▶ Objective 1
Turn the rows, everything from the one containing "unit-cell[interactable]: 901 xyxy=(274,1615,308,1636)" down to the one containing "unit-cell[interactable]: 2201 xyxy=(919,1336,953,1356)", into a JSON list of strings with one string per line and no blank lines.

▶ Reading passage
---+---
-
Notifications
You must be signed in to change notification settings - Fork 35
Description
Hello,
First of all let me thank you for your amazing work! I would like to inquire whether it would be difficult to add Trim/Discard support to the Mars block device?
I will describe my use case, maybe you can offer some suggestions. We are in the middle of some infrastructural changes at the technical faculty of the local university. Currently only one major is affected, be we would like to involve the whole faculty someday. I found your work about Football and Sharding just perfect for our needs. Let me describe: At the moment we use Mars on a pair of servers to provide hot failover for VMs in case one of the hosts fails. There are a lot of VMs, both belonging to the infrastructure (like learning management system, teleconferencing server, etc.) and belonging to remotely accessible virtual labs for the students to practice on. This is basically a tiny (two node) cluster managed with OpenNebula, it stores all LXC containers and full VMs in qcow2 images. I have the images on top of a filesystem on top of a single Mars device. In case primary server would fail, I would promote the Mars device on the secondary and continue to run (almost) from where the primary failed.
What we would like to do is scale out to more then two servers, and in case of failure we just increse the density of VMs on the remaining hosts. Your Football solution with sharding would be great for this. I plan to write an OpenNebula storage driver which would involve Mars football and LVM thin volumes. Current OpenNebula storage drivers only supports thick LVM (which is not good for snapshoting), so that needs some adjustment anyway. While at is I also would like to use this new storage driver as a shared block storage, which makes it necessary to implement a version of the Football concept with sharding in OpenNebula. The idea is the following: If my proposed driver would create a Mars resource for every VM instance, and then one thin LVM pool on top of Mars, I would have the option of creating efficient snapshots of the VM. Once the cluster manager schedules the VM to another host, the Mars device is promoted, and all the relevant volumes to that specific VM will be available on the new host, along with the snapshots, giving the chance to revert to previous snapshots, if needed. The problem is that I would have to allocate a large space for the backing device of the Mars device in advance to accomodate the potential growth of the image and the space requirement of the snapshots. In order to avoid comitting much more space than needed in advance, and in order to reclaim the space that is freed up when deleting snapshots, it would be great for the Mars device to pass down discard requests to the underlying storage. Currently my only idea to save storage space on raw disk without discard support is to create the Mars device on top of kVDO (on top of HW-RAID), but that still needs that empty space be overwritten with zeroes at some regular intervals, which would produce a large amount of unnecessary replication traffic as well.
---+---
(Listings of items with layout boxes)
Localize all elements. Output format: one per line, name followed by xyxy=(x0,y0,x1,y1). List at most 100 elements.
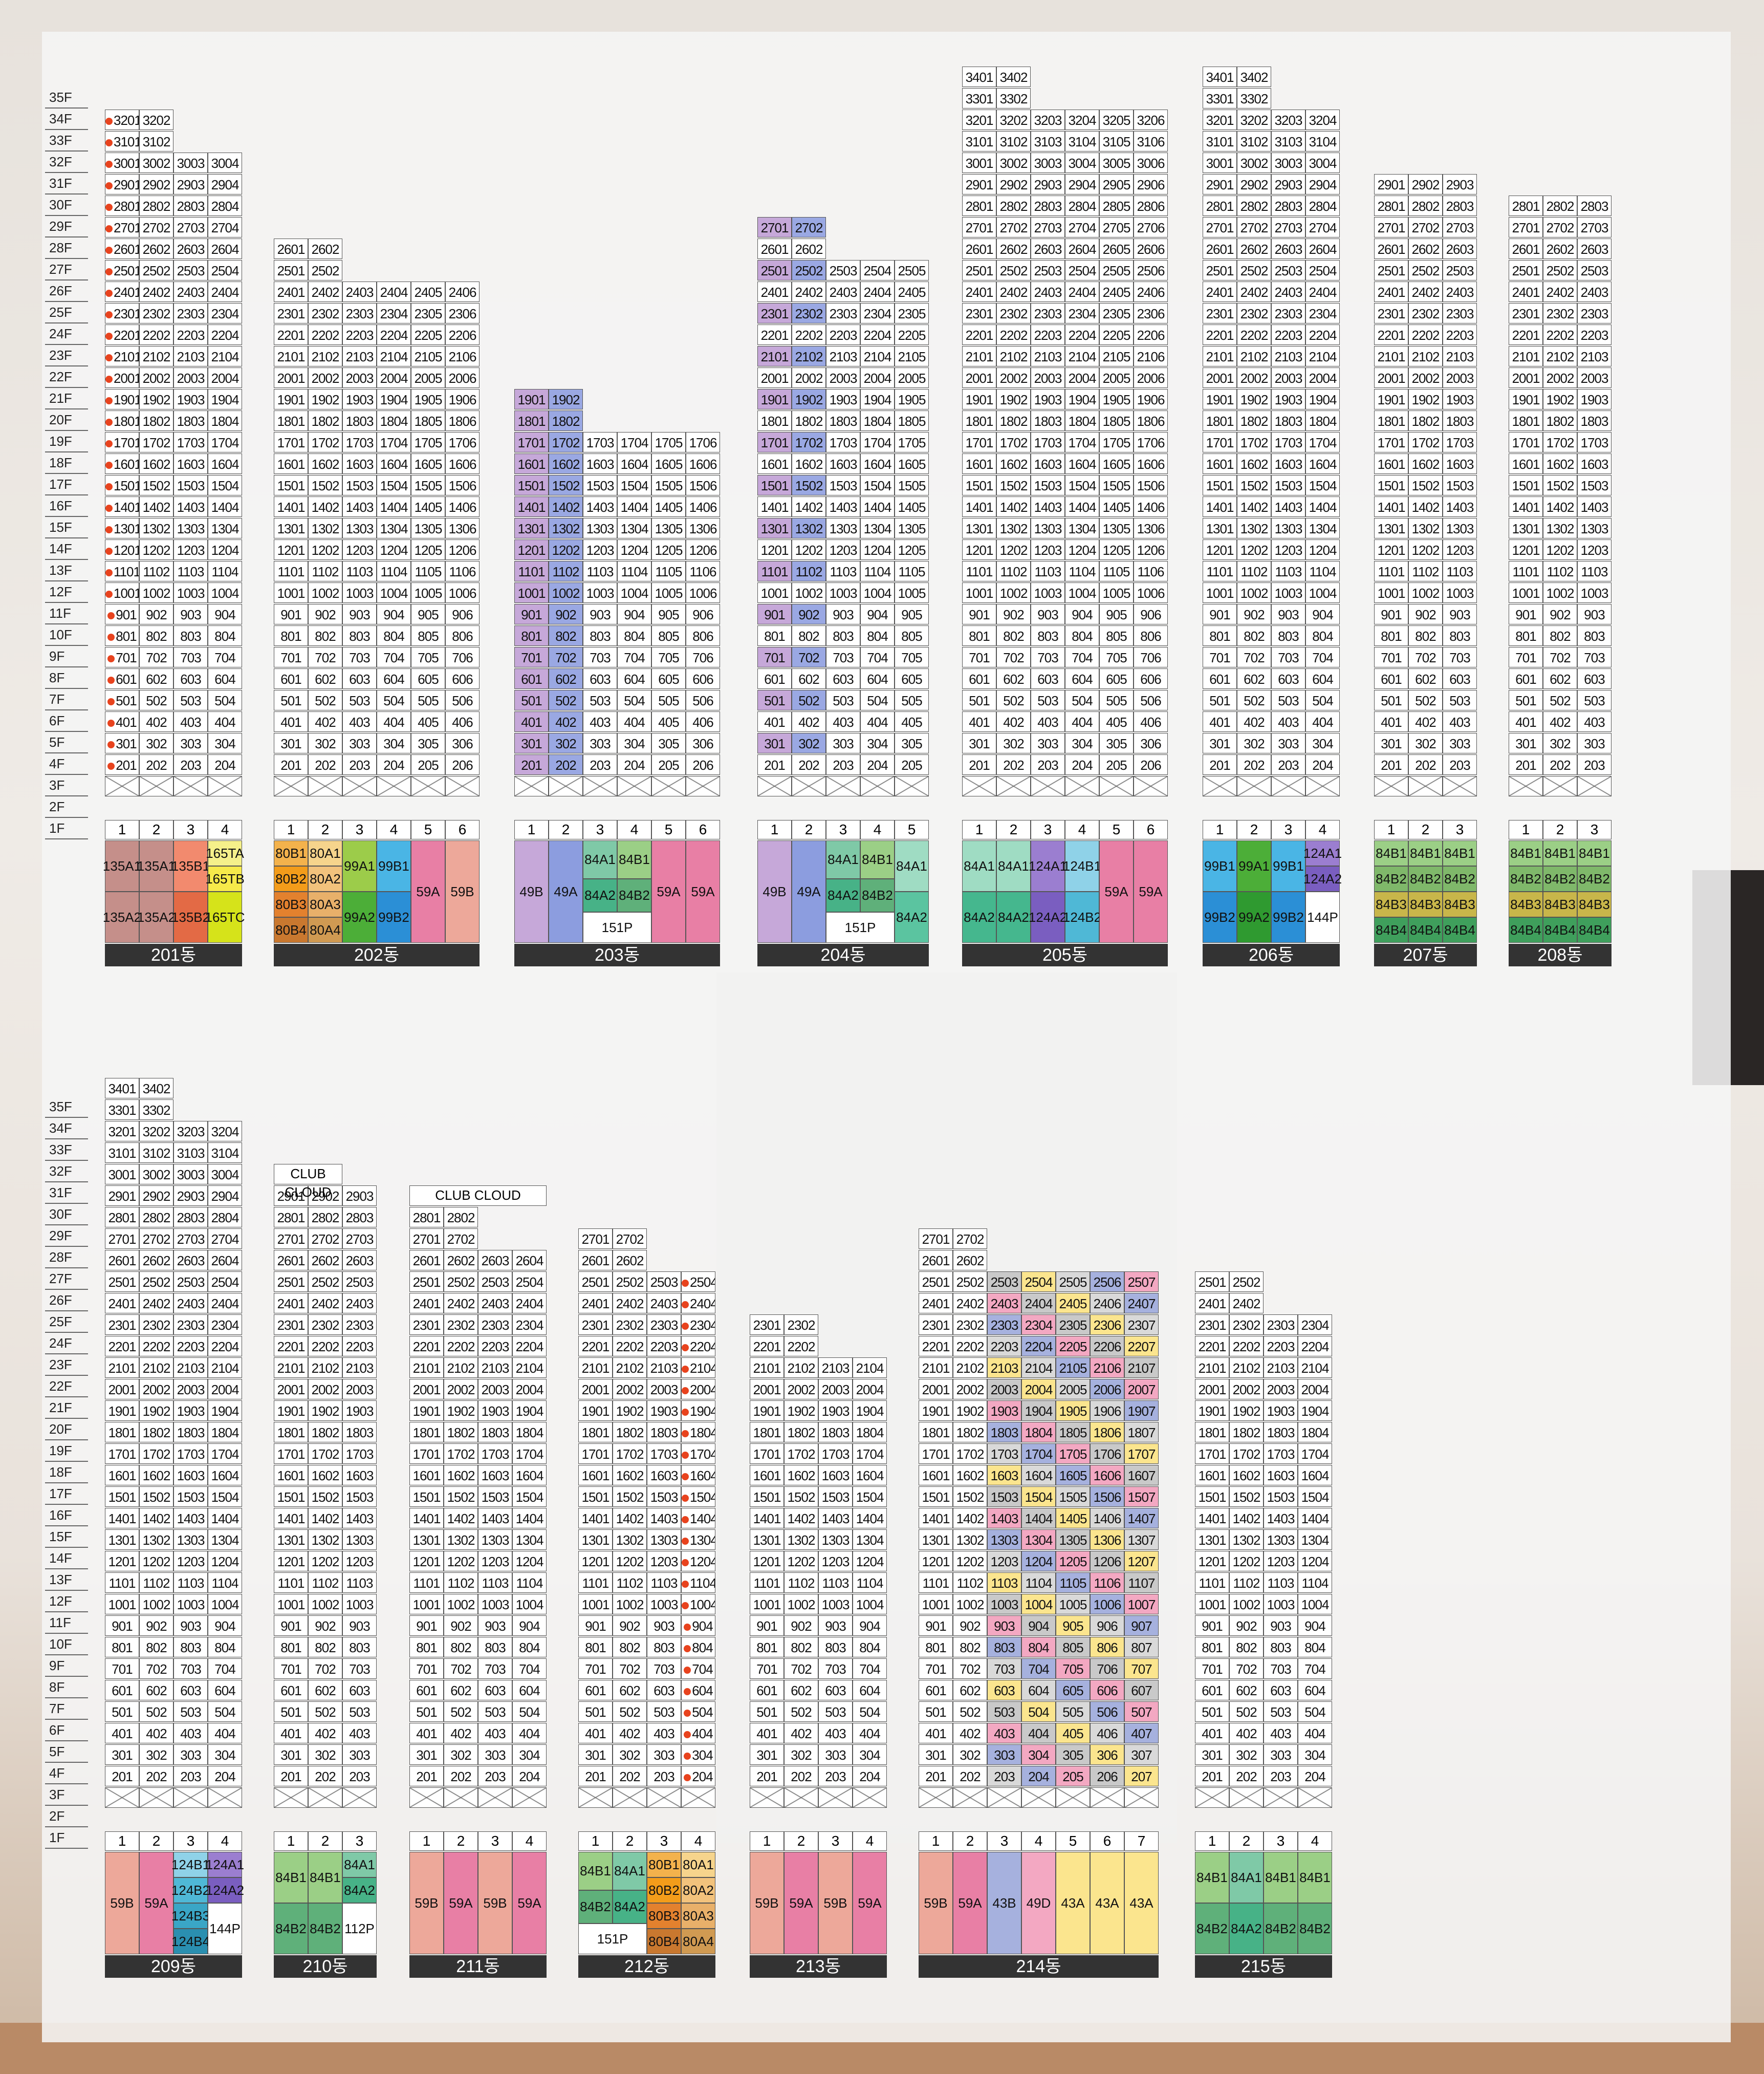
unit-cell[interactable]: 901 xyxy=(274,1615,308,1636)
unit-cell[interactable]: 1603 xyxy=(342,453,377,474)
unit-cell[interactable]: 1801 xyxy=(962,411,996,431)
unit-cell[interactable]: 1103 xyxy=(818,1572,853,1593)
unit-cell[interactable]: 1106 xyxy=(686,561,720,581)
unit-cell[interactable]: 604 xyxy=(681,1680,715,1700)
unit-cell[interactable]: 903 xyxy=(478,1615,512,1636)
unit-cell[interactable]: 2501 xyxy=(757,260,792,280)
unit-cell[interactable]: 2101 xyxy=(962,346,996,366)
unit-cell[interactable]: 2004 xyxy=(681,1379,715,1399)
unit-cell[interactable]: 2203 xyxy=(1264,1336,1298,1356)
unit-cell[interactable]: 403 xyxy=(647,1723,681,1743)
unit-cell[interactable]: 1804 xyxy=(208,411,242,431)
unit-cell[interactable]: 3401 xyxy=(1203,67,1237,87)
unit-cell[interactable]: 2301 xyxy=(105,303,139,323)
unit-cell[interactable]: 1704 xyxy=(1298,1443,1332,1464)
unit-cell[interactable]: 2002 xyxy=(613,1379,647,1399)
unit-cell[interactable]: 2203 xyxy=(1577,325,1611,345)
unit-cell[interactable]: 2504 xyxy=(208,260,242,280)
unit-cell[interactable]: 402 xyxy=(308,1723,342,1743)
unit-cell[interactable]: 1004 xyxy=(853,1594,887,1614)
unit-cell[interactable]: 501 xyxy=(514,690,549,710)
unit-cell[interactable]: 1604 xyxy=(617,453,651,474)
unit-cell[interactable]: 2104 xyxy=(208,346,242,366)
unit-cell[interactable]: 1602 xyxy=(613,1465,647,1485)
unit-cell[interactable]: 603 xyxy=(1031,668,1065,689)
unit-cell[interactable]: 904 xyxy=(853,1615,887,1636)
unit-cell[interactable]: 1104 xyxy=(853,1572,887,1593)
unit-cell[interactable]: 3005 xyxy=(1099,153,1134,173)
unit-cell[interactable]: 2201 xyxy=(919,1336,953,1356)
unit-cell[interactable]: 2306 xyxy=(1090,1314,1124,1335)
unit-cell[interactable]: 403 xyxy=(987,1723,1021,1743)
unit-cell[interactable]: 405 xyxy=(1056,1723,1090,1743)
unit-cell[interactable]: 805 xyxy=(1056,1637,1090,1657)
unit-cell[interactable]: 1504 xyxy=(681,1486,715,1507)
unit-cell[interactable]: 602 xyxy=(308,668,342,689)
unit-cell[interactable]: 3202 xyxy=(996,110,1031,130)
unit-cell[interactable]: 506 xyxy=(1090,1701,1124,1722)
unit-cell[interactable]: 2403 xyxy=(987,1293,1021,1313)
unit-cell[interactable]: 503 xyxy=(647,1701,681,1722)
unit-cell[interactable]: 1104 xyxy=(512,1572,547,1593)
unit-cell[interactable]: 603 xyxy=(647,1680,681,1700)
unit-cell[interactable]: 1603 xyxy=(583,453,617,474)
unit-cell[interactable]: 2602 xyxy=(1408,239,1443,259)
unit-cell[interactable]: 1001 xyxy=(409,1594,444,1614)
unit-cell[interactable]: 2102 xyxy=(784,1357,818,1378)
unit-cell[interactable]: 402 xyxy=(1543,711,1577,732)
unit-cell[interactable]: 602 xyxy=(308,1680,342,1700)
unit-cell[interactable]: 1702 xyxy=(139,1443,173,1464)
unit-cell[interactable]: 906 xyxy=(686,604,720,624)
unit-cell[interactable]: 1602 xyxy=(444,1465,478,1485)
unit-cell[interactable]: 1303 xyxy=(1031,518,1065,538)
unit-cell[interactable]: 403 xyxy=(342,711,377,732)
unit-cell[interactable]: 502 xyxy=(1408,690,1443,710)
unit-cell[interactable]: 1802 xyxy=(139,411,173,431)
unit-cell[interactable]: 1204 xyxy=(1021,1551,1056,1571)
unit-cell[interactable]: 404 xyxy=(377,711,411,732)
unit-cell[interactable]: 1801 xyxy=(1509,411,1543,431)
unit-cell[interactable]: 1501 xyxy=(757,475,792,495)
unit-cell[interactable]: 1802 xyxy=(1408,411,1443,431)
unit-cell[interactable]: 2903 xyxy=(173,174,208,195)
unit-cell[interactable]: 1703 xyxy=(1264,1443,1298,1464)
unit-cell[interactable]: 1501 xyxy=(274,1486,308,1507)
unit-cell[interactable]: 1706 xyxy=(686,432,720,452)
unit-cell[interactable]: 603 xyxy=(826,668,860,689)
unit-cell[interactable]: 501 xyxy=(1203,690,1237,710)
unit-cell[interactable]: 504 xyxy=(208,690,242,710)
unit-cell[interactable]: 1504 xyxy=(853,1486,887,1507)
unit-cell[interactable]: 1901 xyxy=(919,1400,953,1421)
unit-cell[interactable]: 602 xyxy=(792,668,826,689)
unit-cell[interactable]: 1803 xyxy=(1577,411,1611,431)
unit-cell[interactable]: 1901 xyxy=(1203,389,1237,409)
unit-cell[interactable]: 904 xyxy=(681,1615,715,1636)
unit-cell[interactable]: 2201 xyxy=(578,1336,613,1356)
unit-cell[interactable]: 1902 xyxy=(1543,389,1577,409)
unit-cell[interactable]: 202 xyxy=(444,1766,478,1786)
unit-cell[interactable]: 1405 xyxy=(411,496,445,517)
unit-cell[interactable]: 1903 xyxy=(826,389,860,409)
unit-cell[interactable]: 1802 xyxy=(1229,1422,1264,1442)
unit-cell[interactable]: 1204 xyxy=(1305,539,1340,560)
unit-cell[interactable]: 1202 xyxy=(1408,539,1443,560)
unit-cell[interactable]: 804 xyxy=(208,625,242,646)
unit-cell[interactable]: 2101 xyxy=(274,1357,308,1378)
unit-cell[interactable]: 1303 xyxy=(478,1529,512,1550)
unit-cell[interactable]: 1101 xyxy=(105,1572,139,1593)
unit-cell[interactable]: 306 xyxy=(686,733,720,753)
unit-cell[interactable]: 501 xyxy=(750,1701,784,1722)
unit-cell[interactable]: 802 xyxy=(549,625,583,646)
unit-cell[interactable]: 1007 xyxy=(1124,1594,1159,1614)
unit-cell[interactable]: 801 xyxy=(919,1637,953,1657)
unit-cell[interactable]: 1504 xyxy=(208,475,242,495)
unit-cell[interactable]: 2803 xyxy=(173,196,208,216)
unit-cell[interactable]: 202 xyxy=(139,754,173,775)
unit-cell[interactable]: 1602 xyxy=(1543,453,1577,474)
unit-cell[interactable]: 2401 xyxy=(274,1293,308,1313)
unit-cell[interactable]: 2302 xyxy=(139,1314,173,1335)
unit-cell[interactable]: 1401 xyxy=(757,496,792,517)
unit-cell[interactable]: 602 xyxy=(784,1680,818,1700)
unit-cell[interactable]: 1702 xyxy=(139,432,173,452)
unit-cell[interactable]: 1507 xyxy=(1124,1486,1159,1507)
---+---
▶ Objective 2
Answer these questions about the post requesting Trim/Discard support for the Mars block device.
(a) What does the writer currently use Mars on a pair of servers to provide?
(b) What kind of LVM do current OpenNebula storage drivers support?
(c) In what image format does the cluster store LXC containers and full VMs?

▶ Written solution 1
[
  "unit-cell[interactable]: 901 xyxy=(274,1615,308,1636)",
  "unit-cell[interactable]: 1603 xyxy=(342,453,377,474)",
  "unit-cell[interactable]: 1801 xyxy=(962,411,996,431)",
  "unit-cell[interactable]: 1103 xyxy=(818,1572,853,1593)",
  "unit-cell[interactable]: 1106 xyxy=(686,561,720,581)",
  "unit-cell[interactable]: 604 xyxy=(681,1680,715,1700)",
  "unit-cell[interactable]: 903 xyxy=(478,1615,512,1636)",
  "unit-cell[interactable]: 2501 xyxy=(757,260,792,280)",
  "unit-cell[interactable]: 2101 xyxy=(962,346,996,366)",
  "unit-cell[interactable]: 2004 xyxy=(681,1379,715,1399)",
  "unit-cell[interactable]: 2203 xyxy=(1264,1336,1298,1356)",
  "unit-cell[interactable]: 403 xyxy=(647,1723,681,1743)",
  "unit-cell[interactable]: 1804 xyxy=(208,411,242,431)",
  "unit-cell[interactable]: 3401 xyxy=(1203,67,1237,87)",
  "unit-cell[interactable]: 2301 xyxy=(105,303,139,323)",
  "unit-cell[interactable]: 1704 xyxy=(1298,1443,1332,1464)",
  "unit-cell[interactable]: 2002 xyxy=(613,1379,647,1399)",
  "unit-cell[interactable]: 2203 xyxy=(1577,325,1611,345)",
  "unit-cell[interactable]: 2504 xyxy=(208,260,242,280)",
  "unit-cell[interactable]: 402 xyxy=(308,1723,342,1743)",
  "unit-cell[interactable]: 1004 xyxy=(853,1594,887,1614)",
  "unit-cell[interactable]: 501 xyxy=(514,690,549,710)",
  "unit-cell[interactable]: 1604 xyxy=(617,453,651,474)",
  "unit-cell[interactable]: 2104 xyxy=(208,346,242,366)",
  "unit-cell[interactable]: 1602 xyxy=(613,1465,647,1485)",
  "unit-cell[interactable]: 603 xyxy=(1031,668,1065,689)",
  "unit-cell[interactable]: 904 xyxy=(853,1615,887,1636)",
  "unit-cell[interactable]: 1104 xyxy=(853,1572,887,1593)",
  "unit-cell[interactable]: 3005 xyxy=(1099,153,1134,173)",
  "unit-cell[interactable]: 2201 xyxy=(919,1336,953,1356)"
]

▶ Written solution 2
(a) Hot failover for VMs in case one of the hosts fails.
(b) Only thick LVM.
(c) qcow2 images.